- [DIRECTIVE] Quote the records beneath, complete and exact. Leave out images.

- [SUPPLIED RECORDS]
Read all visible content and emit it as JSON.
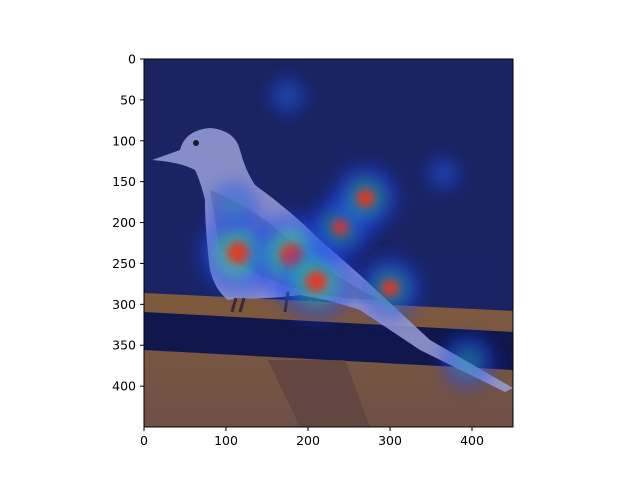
{
  "figure": {
    "image_description_name": "bird-gradcam-heatmap",
    "colormap": "jet",
    "colors": {
      "background": "#ffffff",
      "axis": "#000000",
      "sky": "#1a2461",
      "wood": "#7b5a43",
      "railing_dark": "#10164a",
      "bird_body": "#9aa0d6",
      "heat_low": "#1f3cff",
      "heat_mid": "#33e07a",
      "heat_high": "#ff2a10"
    }
  },
  "axes": {
    "xlim": [
      0,
      450
    ],
    "ylim": [
      450,
      0
    ],
    "x_ticks": [
      0,
      100,
      200,
      300,
      400
    ],
    "y_ticks": [
      0,
      50,
      100,
      150,
      200,
      250,
      300,
      350,
      400
    ],
    "x_tick_labels": [
      "0",
      "100",
      "200",
      "300",
      "400"
    ],
    "y_tick_labels": [
      "0",
      "50",
      "100",
      "150",
      "200",
      "250",
      "300",
      "350",
      "400"
    ]
  },
  "heatmap_hotspots": [
    {
      "x": 115,
      "y": 237,
      "intensity": 0.95
    },
    {
      "x": 180,
      "y": 240,
      "intensity": 1.0
    },
    {
      "x": 210,
      "y": 272,
      "intensity": 0.9
    },
    {
      "x": 240,
      "y": 205,
      "intensity": 0.7
    },
    {
      "x": 270,
      "y": 170,
      "intensity": 0.75
    },
    {
      "x": 300,
      "y": 280,
      "intensity": 0.7
    },
    {
      "x": 395,
      "y": 370,
      "intensity": 0.55
    },
    {
      "x": 110,
      "y": 180,
      "intensity": 0.45
    },
    {
      "x": 175,
      "y": 45,
      "intensity": 0.3
    },
    {
      "x": 365,
      "y": 140,
      "intensity": 0.25
    }
  ]
}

- [THE OUTPUT]
Read all visible content and emit it as JSON.
{
  "figure": {
    "image_description_name": "bird-gradcam-heatmap",
    "colormap": "jet",
    "colors": {
      "background": "#ffffff",
      "axis": "#000000",
      "sky": "#1a2461",
      "wood": "#7b5a43",
      "railing_dark": "#10164a",
      "bird_body": "#9aa0d6",
      "heat_low": "#1f3cff",
      "heat_mid": "#33e07a",
      "heat_high": "#ff2a10"
    }
  },
  "axes": {
    "xlim": [
      0,
      450
    ],
    "ylim": [
      450,
      0
    ],
    "x_ticks": [
      0,
      100,
      200,
      300,
      400
    ],
    "y_ticks": [
      0,
      50,
      100,
      150,
      200,
      250,
      300,
      350,
      400
    ],
    "x_tick_labels": [
      "0",
      "100",
      "200",
      "300",
      "400"
    ],
    "y_tick_labels": [
      "0",
      "50",
      "100",
      "150",
      "200",
      "250",
      "300",
      "350",
      "400"
    ]
  },
  "heatmap_hotspots": [
    {
      "x": 115,
      "y": 237,
      "intensity": 0.95
    },
    {
      "x": 180,
      "y": 240,
      "intensity": 1.0
    },
    {
      "x": 210,
      "y": 272,
      "intensity": 0.9
    },
    {
      "x": 240,
      "y": 205,
      "intensity": 0.7
    },
    {
      "x": 270,
      "y": 170,
      "intensity": 0.75
    },
    {
      "x": 300,
      "y": 280,
      "intensity": 0.7
    },
    {
      "x": 395,
      "y": 370,
      "intensity": 0.55
    },
    {
      "x": 110,
      "y": 180,
      "intensity": 0.45
    },
    {
      "x": 175,
      "y": 45,
      "intensity": 0.3
    },
    {
      "x": 365,
      "y": 140,
      "intensity": 0.25
    }
  ]
}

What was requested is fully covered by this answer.